==== GIVEN DATA ====

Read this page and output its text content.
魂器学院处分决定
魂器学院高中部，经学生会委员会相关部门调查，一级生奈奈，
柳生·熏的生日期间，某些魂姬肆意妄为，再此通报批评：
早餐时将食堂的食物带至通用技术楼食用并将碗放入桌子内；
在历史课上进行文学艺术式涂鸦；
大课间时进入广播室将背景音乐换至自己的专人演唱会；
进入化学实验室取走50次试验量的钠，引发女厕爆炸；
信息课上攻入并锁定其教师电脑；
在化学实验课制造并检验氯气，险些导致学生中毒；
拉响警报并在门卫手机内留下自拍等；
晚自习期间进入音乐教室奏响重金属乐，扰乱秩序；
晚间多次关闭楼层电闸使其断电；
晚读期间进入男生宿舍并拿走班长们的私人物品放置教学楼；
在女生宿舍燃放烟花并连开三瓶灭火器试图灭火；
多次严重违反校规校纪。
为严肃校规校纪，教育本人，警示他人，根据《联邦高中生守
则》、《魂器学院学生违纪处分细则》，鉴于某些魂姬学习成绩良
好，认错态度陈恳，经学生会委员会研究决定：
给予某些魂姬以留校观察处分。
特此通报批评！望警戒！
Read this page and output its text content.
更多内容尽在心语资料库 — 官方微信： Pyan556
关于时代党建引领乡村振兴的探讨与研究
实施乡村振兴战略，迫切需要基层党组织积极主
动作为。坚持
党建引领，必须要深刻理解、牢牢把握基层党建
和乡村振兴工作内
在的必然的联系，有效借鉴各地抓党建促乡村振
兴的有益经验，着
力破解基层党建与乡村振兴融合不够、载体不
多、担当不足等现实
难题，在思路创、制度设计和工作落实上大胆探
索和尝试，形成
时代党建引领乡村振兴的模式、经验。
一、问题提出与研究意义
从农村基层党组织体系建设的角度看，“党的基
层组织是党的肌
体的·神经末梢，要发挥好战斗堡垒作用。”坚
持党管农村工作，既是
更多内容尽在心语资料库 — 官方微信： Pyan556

====

● WHAT YOU NEED TO DO:
Copy the data above exactly. Every line must be included.

● ANSWER:
Read this page and output its text content.
魂器学院处分决定
魂器学院高中部，经学生会委员会相关部门调查，一级生奈奈，
柳生·熏的生日期间，某些魂姬肆意妄为，再此通报批评：
早餐时将食堂的食物带至通用技术楼食用并将碗放入桌子内；
在历史课上进行文学艺术式涂鸦；
大课间时进入广播室将背景音乐换至自己的专人演唱会；
进入化学实验室取走50次试验量的钠，引发女厕爆炸；
信息课上攻入并锁定其教师电脑；
在化学实验课制造并检验氯气，险些导致学生中毒；
拉响警报并在门卫手机内留下自拍等；
晚自习期间进入音乐教室奏响重金属乐，扰乱秩序；
晚间多次关闭楼层电闸使其断电；
晚读期间进入男生宿舍并拿走班长们的私人物品放置教学楼；
在女生宿舍燃放烟花并连开三瓶灭火器试图灭火；
多次严重违反校规校纪。
为严肃校规校纪，教育本人，警示他人，根据《联邦高中生守
则》、《魂器学院学生违纪处分细则》，鉴于某些魂姬学习成绩良
好，认错态度陈恳，经学生会委员会研究决定：
给予某些魂姬以留校观察处分。
特此通报批评！望警戒！
Read this page and output its text content.
更多内容尽在心语资料库 — 官方微信： Pyan556
关于时代党建引领乡村振兴的探讨与研究
实施乡村振兴战略，迫切需要基层党组织积极主
动作为。坚持
党建引领，必须要深刻理解、牢牢把握基层党建
和乡村振兴工作内
在的必然的联系，有效借鉴各地抓党建促乡村振
兴的有益经验，着
力破解基层党建与乡村振兴融合不够、载体不
多、担当不足等现实
难题，在思路创、制度设计和工作落实上大胆探
索和尝试，形成
时代党建引领乡村振兴的模式、经验。
一、问题提出与研究意义
从农村基层党组织体系建设的角度看，“党的基
层组织是党的肌
体的·神经末梢，要发挥好战斗堡垒作用。”坚
持党管农村工作，既是
更多内容尽在心语资料库 — 官方微信： Pyan556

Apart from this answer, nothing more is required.